(MATERIAL FOR THIS TASK):

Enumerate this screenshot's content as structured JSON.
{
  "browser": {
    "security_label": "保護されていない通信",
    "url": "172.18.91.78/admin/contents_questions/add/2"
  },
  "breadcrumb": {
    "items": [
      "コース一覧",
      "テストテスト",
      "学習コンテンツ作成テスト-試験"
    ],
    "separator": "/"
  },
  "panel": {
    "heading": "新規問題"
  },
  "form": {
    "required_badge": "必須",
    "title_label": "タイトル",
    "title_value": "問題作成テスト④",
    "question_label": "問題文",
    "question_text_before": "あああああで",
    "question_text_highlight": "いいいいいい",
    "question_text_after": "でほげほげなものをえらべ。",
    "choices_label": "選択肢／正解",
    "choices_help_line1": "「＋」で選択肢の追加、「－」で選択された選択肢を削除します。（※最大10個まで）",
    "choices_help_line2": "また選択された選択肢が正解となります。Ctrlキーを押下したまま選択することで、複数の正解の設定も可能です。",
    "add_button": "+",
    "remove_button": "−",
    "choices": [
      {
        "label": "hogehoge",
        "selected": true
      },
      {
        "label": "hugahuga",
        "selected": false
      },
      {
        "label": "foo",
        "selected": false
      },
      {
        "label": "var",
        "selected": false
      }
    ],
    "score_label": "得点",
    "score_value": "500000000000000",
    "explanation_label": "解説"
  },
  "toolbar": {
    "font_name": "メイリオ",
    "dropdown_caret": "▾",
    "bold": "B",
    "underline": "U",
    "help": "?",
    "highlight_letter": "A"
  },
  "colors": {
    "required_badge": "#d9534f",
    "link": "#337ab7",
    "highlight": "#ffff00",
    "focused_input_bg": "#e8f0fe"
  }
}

(THE EXERCISE): Return the listing above word for word.

(THE SOLUTION):
Enumerate this screenshot's content as structured JSON.
{
  "browser": {
    "security_label": "保護されていない通信",
    "url": "172.18.91.78/admin/contents_questions/add/2"
  },
  "breadcrumb": {
    "items": [
      "コース一覧",
      "テストテスト",
      "学習コンテンツ作成テスト-試験"
    ],
    "separator": "/"
  },
  "panel": {
    "heading": "新規問題"
  },
  "form": {
    "required_badge": "必須",
    "title_label": "タイトル",
    "title_value": "問題作成テスト④",
    "question_label": "問題文",
    "question_text_before": "あああああで",
    "question_text_highlight": "いいいいいい",
    "question_text_after": "でほげほげなものをえらべ。",
    "choices_label": "選択肢／正解",
    "choices_help_line1": "「＋」で選択肢の追加、「－」で選択された選択肢を削除します。（※最大10個まで）",
    "choices_help_line2": "また選択された選択肢が正解となります。Ctrlキーを押下したまま選択することで、複数の正解の設定も可能です。",
    "add_button": "+",
    "remove_button": "−",
    "choices": [
      {
        "label": "hogehoge",
        "selected": true
      },
      {
        "label": "hugahuga",
        "selected": false
      },
      {
        "label": "foo",
        "selected": false
      },
      {
        "label": "var",
        "selected": false
      }
    ],
    "score_label": "得点",
    "score_value": "500000000000000",
    "explanation_label": "解説"
  },
  "toolbar": {
    "font_name": "メイリオ",
    "dropdown_caret": "▾",
    "bold": "B",
    "underline": "U",
    "help": "?",
    "highlight_letter": "A"
  },
  "colors": {
    "required_badge": "#d9534f",
    "link": "#337ab7",
    "highlight": "#ffff00",
    "focused_input_bg": "#e8f0fe"
  }
}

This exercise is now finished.